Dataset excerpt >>
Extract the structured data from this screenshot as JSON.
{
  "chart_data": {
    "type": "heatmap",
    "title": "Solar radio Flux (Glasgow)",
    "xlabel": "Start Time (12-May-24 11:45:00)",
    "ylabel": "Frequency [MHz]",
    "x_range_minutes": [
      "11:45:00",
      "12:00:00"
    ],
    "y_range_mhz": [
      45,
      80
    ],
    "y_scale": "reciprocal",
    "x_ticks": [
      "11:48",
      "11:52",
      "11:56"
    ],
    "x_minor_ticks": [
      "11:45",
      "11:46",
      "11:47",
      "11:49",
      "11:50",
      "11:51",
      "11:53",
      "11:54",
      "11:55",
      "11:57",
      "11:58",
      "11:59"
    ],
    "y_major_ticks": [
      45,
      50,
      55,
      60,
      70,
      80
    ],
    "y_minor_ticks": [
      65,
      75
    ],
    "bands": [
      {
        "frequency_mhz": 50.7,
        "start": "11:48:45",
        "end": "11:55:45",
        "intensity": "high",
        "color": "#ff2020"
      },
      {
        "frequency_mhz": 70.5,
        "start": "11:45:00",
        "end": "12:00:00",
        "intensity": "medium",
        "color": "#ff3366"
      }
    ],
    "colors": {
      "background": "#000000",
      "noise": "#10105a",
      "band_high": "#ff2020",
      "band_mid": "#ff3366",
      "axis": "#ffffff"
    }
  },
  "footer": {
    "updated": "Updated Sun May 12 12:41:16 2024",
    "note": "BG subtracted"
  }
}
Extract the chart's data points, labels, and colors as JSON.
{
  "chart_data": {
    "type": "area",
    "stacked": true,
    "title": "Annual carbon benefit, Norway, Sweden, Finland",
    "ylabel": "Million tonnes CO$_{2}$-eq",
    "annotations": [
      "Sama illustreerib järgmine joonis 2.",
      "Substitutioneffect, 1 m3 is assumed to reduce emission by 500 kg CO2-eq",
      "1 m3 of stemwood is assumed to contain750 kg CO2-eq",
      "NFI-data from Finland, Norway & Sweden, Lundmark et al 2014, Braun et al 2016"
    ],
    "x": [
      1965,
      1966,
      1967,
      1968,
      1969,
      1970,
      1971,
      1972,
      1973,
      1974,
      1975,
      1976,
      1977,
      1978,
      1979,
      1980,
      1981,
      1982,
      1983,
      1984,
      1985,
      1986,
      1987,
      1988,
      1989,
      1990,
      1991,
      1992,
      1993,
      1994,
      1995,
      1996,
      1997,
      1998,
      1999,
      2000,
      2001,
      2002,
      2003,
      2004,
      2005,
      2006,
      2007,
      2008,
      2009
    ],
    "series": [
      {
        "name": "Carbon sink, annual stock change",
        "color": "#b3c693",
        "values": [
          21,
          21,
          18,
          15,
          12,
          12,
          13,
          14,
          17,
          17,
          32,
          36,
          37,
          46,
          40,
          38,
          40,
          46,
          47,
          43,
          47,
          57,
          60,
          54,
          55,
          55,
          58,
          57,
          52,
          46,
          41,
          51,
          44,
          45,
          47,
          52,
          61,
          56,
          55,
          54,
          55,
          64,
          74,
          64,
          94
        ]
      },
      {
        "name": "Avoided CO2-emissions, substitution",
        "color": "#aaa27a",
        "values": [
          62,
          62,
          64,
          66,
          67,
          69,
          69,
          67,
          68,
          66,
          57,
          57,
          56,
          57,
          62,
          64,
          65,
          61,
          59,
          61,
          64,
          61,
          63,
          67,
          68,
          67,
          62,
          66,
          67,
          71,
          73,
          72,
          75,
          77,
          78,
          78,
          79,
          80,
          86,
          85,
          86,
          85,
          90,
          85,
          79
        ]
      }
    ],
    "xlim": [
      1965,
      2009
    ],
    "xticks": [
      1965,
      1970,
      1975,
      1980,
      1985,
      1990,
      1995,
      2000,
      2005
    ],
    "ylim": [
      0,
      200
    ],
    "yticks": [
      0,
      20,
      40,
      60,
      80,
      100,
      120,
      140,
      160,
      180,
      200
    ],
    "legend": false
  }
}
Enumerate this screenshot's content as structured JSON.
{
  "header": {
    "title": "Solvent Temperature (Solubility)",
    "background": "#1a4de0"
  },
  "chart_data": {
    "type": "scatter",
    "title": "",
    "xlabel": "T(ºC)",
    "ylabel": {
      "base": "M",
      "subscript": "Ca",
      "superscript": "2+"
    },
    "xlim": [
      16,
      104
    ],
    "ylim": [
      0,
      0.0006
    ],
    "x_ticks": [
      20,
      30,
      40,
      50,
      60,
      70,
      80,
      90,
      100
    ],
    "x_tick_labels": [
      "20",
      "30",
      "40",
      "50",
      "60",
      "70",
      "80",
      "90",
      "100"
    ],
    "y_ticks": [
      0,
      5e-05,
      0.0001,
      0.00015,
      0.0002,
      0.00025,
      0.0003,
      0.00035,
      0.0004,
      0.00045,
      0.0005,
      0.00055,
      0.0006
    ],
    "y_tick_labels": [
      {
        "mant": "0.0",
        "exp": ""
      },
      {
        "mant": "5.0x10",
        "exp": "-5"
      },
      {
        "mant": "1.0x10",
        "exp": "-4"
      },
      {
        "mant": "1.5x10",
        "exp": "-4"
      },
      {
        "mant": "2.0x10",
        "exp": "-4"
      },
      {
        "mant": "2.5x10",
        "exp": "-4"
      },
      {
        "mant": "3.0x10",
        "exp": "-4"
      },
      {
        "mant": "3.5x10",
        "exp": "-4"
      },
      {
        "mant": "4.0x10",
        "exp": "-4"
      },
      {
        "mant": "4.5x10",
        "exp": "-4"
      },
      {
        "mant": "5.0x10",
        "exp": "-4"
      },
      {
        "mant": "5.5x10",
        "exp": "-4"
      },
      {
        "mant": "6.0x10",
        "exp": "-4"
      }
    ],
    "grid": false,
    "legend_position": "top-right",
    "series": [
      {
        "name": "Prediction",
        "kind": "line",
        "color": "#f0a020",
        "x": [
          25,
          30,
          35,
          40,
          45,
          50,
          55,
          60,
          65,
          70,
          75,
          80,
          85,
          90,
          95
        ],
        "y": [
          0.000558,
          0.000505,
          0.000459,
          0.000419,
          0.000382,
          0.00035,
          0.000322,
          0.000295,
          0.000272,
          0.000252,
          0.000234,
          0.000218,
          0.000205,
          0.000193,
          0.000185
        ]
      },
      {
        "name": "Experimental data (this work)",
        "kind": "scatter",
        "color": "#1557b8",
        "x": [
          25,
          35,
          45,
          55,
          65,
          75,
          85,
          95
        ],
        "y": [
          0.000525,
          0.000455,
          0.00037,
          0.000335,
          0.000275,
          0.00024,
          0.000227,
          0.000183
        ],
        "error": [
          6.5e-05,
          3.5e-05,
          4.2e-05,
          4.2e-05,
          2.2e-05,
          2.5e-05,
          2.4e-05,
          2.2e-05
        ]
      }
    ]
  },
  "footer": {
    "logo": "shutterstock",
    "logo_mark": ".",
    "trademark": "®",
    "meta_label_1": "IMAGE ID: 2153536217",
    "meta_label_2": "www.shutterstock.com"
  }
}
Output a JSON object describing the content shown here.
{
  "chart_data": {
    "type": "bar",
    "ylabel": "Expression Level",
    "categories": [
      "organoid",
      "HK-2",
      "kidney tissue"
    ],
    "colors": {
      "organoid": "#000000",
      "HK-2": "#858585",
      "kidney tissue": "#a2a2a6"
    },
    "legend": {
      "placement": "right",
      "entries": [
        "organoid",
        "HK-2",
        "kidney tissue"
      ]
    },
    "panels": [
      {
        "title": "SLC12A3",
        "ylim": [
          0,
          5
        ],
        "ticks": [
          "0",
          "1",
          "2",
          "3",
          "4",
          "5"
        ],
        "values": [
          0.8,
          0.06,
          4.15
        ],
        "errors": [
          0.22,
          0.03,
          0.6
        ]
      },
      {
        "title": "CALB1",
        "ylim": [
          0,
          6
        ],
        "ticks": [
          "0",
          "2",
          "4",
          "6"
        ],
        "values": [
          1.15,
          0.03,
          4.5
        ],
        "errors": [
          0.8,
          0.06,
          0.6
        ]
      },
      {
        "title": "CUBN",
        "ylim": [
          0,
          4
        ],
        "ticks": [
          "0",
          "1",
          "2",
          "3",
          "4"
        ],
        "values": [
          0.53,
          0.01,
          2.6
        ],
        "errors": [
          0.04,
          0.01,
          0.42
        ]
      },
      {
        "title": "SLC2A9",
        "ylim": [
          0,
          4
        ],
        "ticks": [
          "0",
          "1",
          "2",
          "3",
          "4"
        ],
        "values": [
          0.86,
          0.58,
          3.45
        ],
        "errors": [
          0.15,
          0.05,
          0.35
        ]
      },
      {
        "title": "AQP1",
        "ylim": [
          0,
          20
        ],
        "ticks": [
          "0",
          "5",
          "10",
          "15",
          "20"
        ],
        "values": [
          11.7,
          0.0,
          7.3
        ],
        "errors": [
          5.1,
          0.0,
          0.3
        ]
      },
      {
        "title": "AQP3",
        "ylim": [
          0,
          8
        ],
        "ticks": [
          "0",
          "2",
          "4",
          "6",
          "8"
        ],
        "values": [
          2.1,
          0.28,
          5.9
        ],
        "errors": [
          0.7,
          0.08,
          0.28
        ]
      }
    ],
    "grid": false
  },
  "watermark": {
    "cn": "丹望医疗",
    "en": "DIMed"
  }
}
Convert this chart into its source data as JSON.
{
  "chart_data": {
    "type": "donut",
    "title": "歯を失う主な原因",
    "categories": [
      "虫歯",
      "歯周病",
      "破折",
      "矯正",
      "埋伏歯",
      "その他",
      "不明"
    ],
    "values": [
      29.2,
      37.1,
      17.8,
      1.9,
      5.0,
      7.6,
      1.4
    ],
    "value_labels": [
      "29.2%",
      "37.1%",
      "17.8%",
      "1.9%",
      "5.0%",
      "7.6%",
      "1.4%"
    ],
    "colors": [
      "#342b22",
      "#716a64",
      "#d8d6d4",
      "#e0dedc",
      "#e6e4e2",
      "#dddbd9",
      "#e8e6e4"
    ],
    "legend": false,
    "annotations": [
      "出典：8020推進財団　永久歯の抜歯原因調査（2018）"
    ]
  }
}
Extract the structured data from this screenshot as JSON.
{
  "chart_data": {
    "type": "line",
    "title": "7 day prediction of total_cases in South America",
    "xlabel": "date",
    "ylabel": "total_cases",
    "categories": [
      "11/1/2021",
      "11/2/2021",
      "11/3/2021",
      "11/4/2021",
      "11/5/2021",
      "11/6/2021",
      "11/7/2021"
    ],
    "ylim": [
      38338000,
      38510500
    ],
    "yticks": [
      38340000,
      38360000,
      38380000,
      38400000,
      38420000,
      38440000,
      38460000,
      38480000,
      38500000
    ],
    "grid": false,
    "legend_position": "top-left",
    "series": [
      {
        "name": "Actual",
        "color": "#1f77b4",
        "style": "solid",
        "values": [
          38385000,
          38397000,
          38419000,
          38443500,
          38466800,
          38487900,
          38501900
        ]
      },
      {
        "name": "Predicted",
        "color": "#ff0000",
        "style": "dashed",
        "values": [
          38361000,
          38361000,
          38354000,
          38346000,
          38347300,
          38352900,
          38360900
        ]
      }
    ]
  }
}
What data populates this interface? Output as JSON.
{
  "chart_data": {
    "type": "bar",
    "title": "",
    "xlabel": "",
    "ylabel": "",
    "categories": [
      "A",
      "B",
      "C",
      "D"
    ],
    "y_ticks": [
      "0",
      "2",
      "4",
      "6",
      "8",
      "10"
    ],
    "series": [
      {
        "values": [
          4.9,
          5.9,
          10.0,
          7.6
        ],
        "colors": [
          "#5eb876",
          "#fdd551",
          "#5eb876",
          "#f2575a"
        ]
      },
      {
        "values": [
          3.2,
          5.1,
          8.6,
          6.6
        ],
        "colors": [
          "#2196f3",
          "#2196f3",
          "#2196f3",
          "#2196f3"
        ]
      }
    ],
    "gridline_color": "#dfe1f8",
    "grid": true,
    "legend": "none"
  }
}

Goal >> Pull out and copy each line containing the string "Finland".

Written reply >>
    "title": "Annual carbon benefit, Norway, Sweden, Finland",
      "NFI-data from Finland, Norway & Sweden, Lundmark et al 2014, Braun et al 2016"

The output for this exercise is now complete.